Records from a data collection:
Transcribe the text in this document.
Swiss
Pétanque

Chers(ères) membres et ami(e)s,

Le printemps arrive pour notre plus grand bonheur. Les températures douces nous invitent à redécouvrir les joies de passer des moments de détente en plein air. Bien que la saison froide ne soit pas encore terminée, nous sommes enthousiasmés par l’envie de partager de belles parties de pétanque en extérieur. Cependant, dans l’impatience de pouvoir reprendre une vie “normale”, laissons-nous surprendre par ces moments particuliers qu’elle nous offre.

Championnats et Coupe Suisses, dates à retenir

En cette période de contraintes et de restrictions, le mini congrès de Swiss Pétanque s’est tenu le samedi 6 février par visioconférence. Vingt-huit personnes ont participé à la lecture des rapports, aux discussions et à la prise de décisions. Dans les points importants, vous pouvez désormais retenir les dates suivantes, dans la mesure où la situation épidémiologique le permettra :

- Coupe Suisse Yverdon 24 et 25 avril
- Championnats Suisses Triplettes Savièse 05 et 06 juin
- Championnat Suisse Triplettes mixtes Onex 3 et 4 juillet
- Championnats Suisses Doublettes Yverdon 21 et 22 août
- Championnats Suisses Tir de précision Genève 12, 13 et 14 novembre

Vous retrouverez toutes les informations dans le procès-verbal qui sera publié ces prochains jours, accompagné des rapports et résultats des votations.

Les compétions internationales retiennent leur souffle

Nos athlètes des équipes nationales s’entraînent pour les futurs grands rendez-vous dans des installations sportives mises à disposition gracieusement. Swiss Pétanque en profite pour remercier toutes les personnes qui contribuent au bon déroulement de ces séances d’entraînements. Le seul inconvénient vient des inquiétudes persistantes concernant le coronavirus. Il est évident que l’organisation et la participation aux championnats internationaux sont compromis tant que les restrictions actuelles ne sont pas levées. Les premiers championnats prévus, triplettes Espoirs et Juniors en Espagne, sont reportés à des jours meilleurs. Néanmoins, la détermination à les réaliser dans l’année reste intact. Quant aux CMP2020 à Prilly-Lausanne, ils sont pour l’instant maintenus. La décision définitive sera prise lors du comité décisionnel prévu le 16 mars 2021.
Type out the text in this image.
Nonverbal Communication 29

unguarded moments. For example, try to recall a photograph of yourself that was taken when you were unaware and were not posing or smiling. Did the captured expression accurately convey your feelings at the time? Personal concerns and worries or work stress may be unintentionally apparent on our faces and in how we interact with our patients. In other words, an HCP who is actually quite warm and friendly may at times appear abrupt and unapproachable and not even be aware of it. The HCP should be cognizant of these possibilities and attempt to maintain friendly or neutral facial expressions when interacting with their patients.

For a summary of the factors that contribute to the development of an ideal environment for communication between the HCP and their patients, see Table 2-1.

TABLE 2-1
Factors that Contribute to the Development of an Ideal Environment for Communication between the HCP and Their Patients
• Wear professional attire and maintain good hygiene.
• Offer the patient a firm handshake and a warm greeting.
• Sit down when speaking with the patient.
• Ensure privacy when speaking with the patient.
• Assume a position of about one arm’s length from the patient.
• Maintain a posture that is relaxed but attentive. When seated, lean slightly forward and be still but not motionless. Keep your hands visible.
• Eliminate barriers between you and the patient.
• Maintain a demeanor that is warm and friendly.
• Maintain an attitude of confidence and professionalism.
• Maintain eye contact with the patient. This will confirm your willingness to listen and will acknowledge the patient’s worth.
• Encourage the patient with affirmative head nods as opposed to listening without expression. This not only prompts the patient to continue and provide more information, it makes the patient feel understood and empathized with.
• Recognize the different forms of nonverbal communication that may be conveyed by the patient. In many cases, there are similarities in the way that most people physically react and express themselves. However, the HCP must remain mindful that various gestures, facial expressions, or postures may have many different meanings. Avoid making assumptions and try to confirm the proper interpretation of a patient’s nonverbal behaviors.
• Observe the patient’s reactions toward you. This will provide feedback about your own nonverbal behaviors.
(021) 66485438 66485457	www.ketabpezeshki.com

--- What needs to be done ---
Copy out each line of the records character for character.

--- Written solution ---
Transcribe the text in this document.
Swiss
Pétanque

Chers(ères) membres et ami(e)s,

Le printemps arrive pour notre plus grand bonheur. Les températures douces nous invitent à redécouvrir les joies de passer des moments de détente en plein air. Bien que la saison froide ne soit pas encore terminée, nous sommes enthousiasmés par l’envie de partager de belles parties de pétanque en extérieur. Cependant, dans l’impatience de pouvoir reprendre une vie “normale”, laissons-nous surprendre par ces moments particuliers qu’elle nous offre.

Championnats et Coupe Suisses, dates à retenir

En cette période de contraintes et de restrictions, le mini congrès de Swiss Pétanque s’est tenu le samedi 6 février par visioconférence. Vingt-huit personnes ont participé à la lecture des rapports, aux discussions et à la prise de décisions. Dans les points importants, vous pouvez désormais retenir les dates suivantes, dans la mesure où la situation épidémiologique le permettra :

- Coupe Suisse Yverdon 24 et 25 avril
- Championnats Suisses Triplettes Savièse 05 et 06 juin
- Championnat Suisse Triplettes mixtes Onex 3 et 4 juillet
- Championnats Suisses Doublettes Yverdon 21 et 22 août
- Championnats Suisses Tir de précision Genève 12, 13 et 14 novembre

Vous retrouverez toutes les informations dans le procès-verbal qui sera publié ces prochains jours, accompagné des rapports et résultats des votations.

Les compétions internationales retiennent leur souffle

Nos athlètes des équipes nationales s’entraînent pour les futurs grands rendez-vous dans des installations sportives mises à disposition gracieusement. Swiss Pétanque en profite pour remercier toutes les personnes qui contribuent au bon déroulement de ces séances d’entraînements. Le seul inconvénient vient des inquiétudes persistantes concernant le coronavirus. Il est évident que l’organisation et la participation aux championnats internationaux sont compromis tant que les restrictions actuelles ne sont pas levées. Les premiers championnats prévus, triplettes Espoirs et Juniors en Espagne, sont reportés à des jours meilleurs. Néanmoins, la détermination à les réaliser dans l’année reste intact. Quant aux CMP2020 à Prilly-Lausanne, ils sont pour l’instant maintenus. La décision définitive sera prise lors du comité décisionnel prévu le 16 mars 2021.
Type out the text in this image.
Nonverbal Communication 29

unguarded moments. For example, try to recall a photograph of yourself that was taken when you were unaware and were not posing or smiling. Did the captured expression accurately convey your feelings at the time? Personal concerns and worries or work stress may be unintentionally apparent on our faces and in how we interact with our patients. In other words, an HCP who is actually quite warm and friendly may at times appear abrupt and unapproachable and not even be aware of it. The HCP should be cognizant of these possibilities and attempt to maintain friendly or neutral facial expressions when interacting with their patients.

For a summary of the factors that contribute to the development of an ideal environment for communication between the HCP and their patients, see Table 2-1.

TABLE 2-1
Factors that Contribute to the Development of an Ideal Environment for Communication between the HCP and Their Patients
• Wear professional attire and maintain good hygiene.
• Offer the patient a firm handshake and a warm greeting.
• Sit down when speaking with the patient.
• Ensure privacy when speaking with the patient.
• Assume a position of about one arm’s length from the patient.
• Maintain a posture that is relaxed but attentive. When seated, lean slightly forward and be still but not motionless. Keep your hands visible.
• Eliminate barriers between you and the patient.
• Maintain a demeanor that is warm and friendly.
• Maintain an attitude of confidence and professionalism.
• Maintain eye contact with the patient. This will confirm your willingness to listen and will acknowledge the patient’s worth.
• Encourage the patient with affirmative head nods as opposed to listening without expression. This not only prompts the patient to continue and provide more information, it makes the patient feel understood and empathized with.
• Recognize the different forms of nonverbal communication that may be conveyed by the patient. In many cases, there are similarities in the way that most people physically react and express themselves. However, the HCP must remain mindful that various gestures, facial expressions, or postures may have many different meanings. Avoid making assumptions and try to confirm the proper interpretation of a patient’s nonverbal behaviors.
• Observe the patient’s reactions toward you. This will provide feedback about your own nonverbal behaviors.
(021) 66485438 66485457	www.ketabpezeshki.com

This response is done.